*GIVEN TASK:*
In the listing below, find every line with the string "screenshot" and pull it out.

*DATA PROVIDED:*
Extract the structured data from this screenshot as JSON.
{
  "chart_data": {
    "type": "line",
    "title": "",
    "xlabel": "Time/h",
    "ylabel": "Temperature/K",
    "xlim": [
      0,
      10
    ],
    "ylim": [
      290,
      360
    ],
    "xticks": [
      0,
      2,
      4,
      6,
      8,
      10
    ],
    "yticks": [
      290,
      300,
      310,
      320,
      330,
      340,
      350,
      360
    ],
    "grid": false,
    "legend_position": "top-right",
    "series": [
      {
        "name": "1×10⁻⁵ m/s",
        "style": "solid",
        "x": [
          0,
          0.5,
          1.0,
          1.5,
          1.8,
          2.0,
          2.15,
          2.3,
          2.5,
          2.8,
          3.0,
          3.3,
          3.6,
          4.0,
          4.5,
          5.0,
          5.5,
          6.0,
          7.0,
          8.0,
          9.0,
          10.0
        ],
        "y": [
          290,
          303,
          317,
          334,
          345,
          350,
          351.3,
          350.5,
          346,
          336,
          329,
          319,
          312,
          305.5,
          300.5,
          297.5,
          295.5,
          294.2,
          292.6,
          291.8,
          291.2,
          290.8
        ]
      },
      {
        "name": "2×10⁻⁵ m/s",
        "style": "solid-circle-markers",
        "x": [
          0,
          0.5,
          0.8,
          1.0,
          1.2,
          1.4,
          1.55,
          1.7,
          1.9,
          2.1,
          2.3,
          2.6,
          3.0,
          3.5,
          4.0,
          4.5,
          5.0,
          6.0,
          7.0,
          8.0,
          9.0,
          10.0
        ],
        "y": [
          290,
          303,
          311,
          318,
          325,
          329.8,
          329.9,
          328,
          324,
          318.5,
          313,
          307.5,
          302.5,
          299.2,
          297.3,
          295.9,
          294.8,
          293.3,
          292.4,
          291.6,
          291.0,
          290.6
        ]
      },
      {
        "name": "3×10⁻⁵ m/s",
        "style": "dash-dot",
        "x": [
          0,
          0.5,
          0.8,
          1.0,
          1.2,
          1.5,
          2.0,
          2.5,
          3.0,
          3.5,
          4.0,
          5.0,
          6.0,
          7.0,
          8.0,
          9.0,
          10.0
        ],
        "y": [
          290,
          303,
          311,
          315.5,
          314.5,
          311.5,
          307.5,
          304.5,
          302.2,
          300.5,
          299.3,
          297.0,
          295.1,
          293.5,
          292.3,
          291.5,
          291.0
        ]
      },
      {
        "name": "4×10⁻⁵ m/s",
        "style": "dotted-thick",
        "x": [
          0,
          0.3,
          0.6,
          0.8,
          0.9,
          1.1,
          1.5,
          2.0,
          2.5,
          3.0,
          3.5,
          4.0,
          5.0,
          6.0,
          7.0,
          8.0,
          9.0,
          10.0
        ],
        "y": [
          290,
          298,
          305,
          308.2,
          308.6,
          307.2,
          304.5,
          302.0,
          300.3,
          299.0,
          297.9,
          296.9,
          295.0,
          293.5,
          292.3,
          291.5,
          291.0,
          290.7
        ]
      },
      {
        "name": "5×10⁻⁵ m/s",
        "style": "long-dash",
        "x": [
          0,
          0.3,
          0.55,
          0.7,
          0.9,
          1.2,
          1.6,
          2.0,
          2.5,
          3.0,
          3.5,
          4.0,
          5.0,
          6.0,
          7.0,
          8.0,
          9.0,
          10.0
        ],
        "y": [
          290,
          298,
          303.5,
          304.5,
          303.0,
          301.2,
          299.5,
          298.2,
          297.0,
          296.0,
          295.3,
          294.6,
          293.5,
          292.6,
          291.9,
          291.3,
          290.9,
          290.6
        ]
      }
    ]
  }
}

...

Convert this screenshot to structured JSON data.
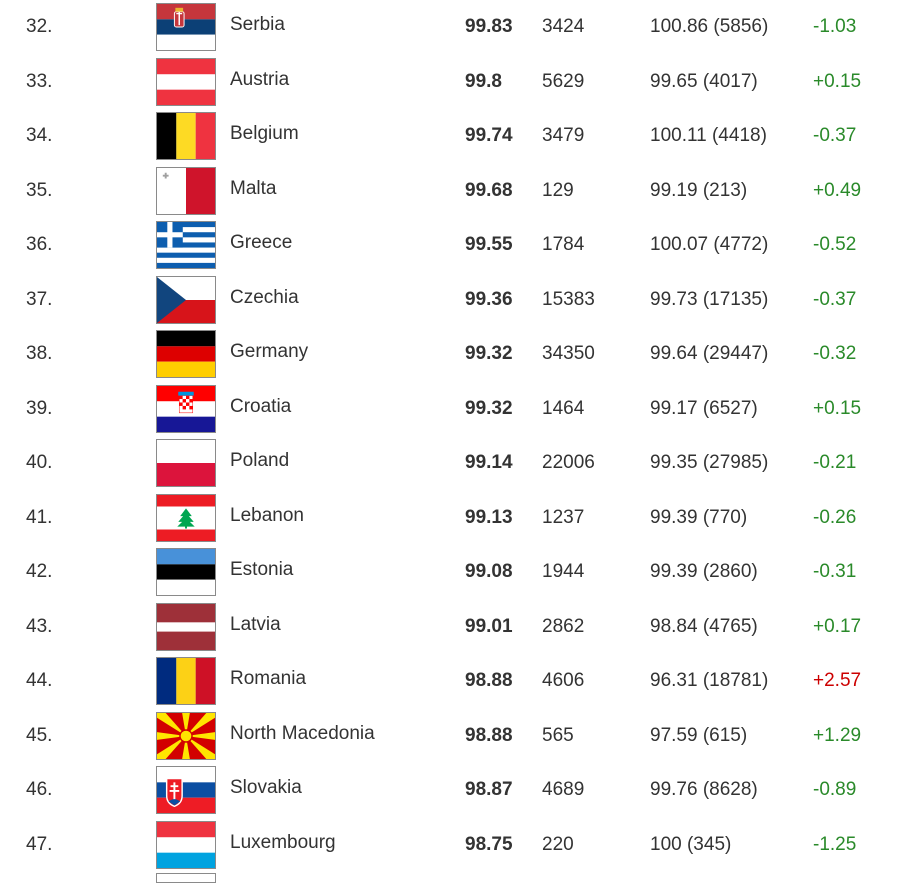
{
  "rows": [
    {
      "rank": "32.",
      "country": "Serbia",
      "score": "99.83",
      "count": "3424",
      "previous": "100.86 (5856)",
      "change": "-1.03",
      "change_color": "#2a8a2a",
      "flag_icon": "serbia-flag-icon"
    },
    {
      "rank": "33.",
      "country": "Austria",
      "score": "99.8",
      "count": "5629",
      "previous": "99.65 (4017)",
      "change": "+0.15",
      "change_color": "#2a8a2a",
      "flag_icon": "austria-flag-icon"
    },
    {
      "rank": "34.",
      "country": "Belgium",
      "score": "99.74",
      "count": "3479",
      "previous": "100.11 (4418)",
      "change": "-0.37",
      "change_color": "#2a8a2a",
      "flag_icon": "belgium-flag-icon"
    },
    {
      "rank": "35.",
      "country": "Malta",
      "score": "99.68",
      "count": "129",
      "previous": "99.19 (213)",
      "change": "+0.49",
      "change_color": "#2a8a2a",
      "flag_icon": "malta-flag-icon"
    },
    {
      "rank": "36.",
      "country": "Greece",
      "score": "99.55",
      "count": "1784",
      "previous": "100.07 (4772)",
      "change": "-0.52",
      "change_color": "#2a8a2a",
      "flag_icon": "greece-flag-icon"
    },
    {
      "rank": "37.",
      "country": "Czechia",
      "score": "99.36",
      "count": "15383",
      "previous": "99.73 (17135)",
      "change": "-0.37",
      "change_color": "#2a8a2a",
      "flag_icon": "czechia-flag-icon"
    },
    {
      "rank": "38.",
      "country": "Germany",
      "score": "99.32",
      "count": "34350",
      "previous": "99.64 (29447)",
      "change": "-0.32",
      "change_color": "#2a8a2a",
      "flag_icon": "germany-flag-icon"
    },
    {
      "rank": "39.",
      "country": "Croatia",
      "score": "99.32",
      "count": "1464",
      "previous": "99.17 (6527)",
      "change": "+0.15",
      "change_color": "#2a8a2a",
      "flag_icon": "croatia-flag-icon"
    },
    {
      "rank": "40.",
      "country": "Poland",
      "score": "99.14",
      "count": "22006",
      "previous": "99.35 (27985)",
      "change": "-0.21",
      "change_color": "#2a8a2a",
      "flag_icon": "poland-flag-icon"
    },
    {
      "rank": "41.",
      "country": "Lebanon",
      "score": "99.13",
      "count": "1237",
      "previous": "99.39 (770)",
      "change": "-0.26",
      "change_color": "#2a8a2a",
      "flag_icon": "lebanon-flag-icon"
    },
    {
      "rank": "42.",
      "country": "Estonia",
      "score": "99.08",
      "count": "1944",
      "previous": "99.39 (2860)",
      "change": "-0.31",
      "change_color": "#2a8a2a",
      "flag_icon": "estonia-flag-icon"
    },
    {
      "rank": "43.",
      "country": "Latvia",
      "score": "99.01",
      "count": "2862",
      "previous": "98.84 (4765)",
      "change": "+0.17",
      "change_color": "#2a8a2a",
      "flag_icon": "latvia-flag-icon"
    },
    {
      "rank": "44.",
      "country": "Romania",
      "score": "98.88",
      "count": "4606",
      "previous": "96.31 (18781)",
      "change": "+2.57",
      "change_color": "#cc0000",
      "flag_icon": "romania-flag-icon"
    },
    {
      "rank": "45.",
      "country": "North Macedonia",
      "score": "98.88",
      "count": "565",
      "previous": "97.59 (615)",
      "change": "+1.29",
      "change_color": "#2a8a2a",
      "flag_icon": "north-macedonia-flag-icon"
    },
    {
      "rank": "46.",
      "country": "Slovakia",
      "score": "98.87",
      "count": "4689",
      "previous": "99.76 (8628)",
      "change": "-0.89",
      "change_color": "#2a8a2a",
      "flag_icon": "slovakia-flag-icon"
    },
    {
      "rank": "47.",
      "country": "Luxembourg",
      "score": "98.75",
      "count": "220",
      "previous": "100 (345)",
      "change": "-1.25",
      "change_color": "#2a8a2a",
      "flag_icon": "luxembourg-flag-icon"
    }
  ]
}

*RESULT OF THIS EXERCISE:*
Extract the structured data from this screenshot as JSON.
Convert this screenshot to structured JSON data.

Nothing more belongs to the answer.